Report the number of lines in these entries that contain "或股东权益". Write only the number.
━━━━━ Source records
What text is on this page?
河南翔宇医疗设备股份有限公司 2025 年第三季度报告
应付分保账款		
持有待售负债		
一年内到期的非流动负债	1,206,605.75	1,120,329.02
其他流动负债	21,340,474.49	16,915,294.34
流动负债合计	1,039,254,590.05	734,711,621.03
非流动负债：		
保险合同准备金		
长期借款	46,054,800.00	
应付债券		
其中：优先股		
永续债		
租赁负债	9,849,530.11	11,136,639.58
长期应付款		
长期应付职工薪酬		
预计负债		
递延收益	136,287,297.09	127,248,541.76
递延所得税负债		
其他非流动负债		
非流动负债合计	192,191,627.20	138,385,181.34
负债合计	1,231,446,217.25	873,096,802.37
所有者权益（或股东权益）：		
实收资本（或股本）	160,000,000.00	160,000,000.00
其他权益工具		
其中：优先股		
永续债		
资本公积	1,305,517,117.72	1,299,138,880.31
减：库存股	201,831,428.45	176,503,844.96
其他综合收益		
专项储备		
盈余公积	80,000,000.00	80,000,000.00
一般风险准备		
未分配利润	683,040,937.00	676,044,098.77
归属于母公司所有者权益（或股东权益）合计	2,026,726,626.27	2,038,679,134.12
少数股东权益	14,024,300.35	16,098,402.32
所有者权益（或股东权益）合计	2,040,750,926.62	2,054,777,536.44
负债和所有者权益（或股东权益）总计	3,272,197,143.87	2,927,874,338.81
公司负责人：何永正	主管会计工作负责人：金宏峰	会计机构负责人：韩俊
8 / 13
━━━━━━━━━━
● **Written solution**:
4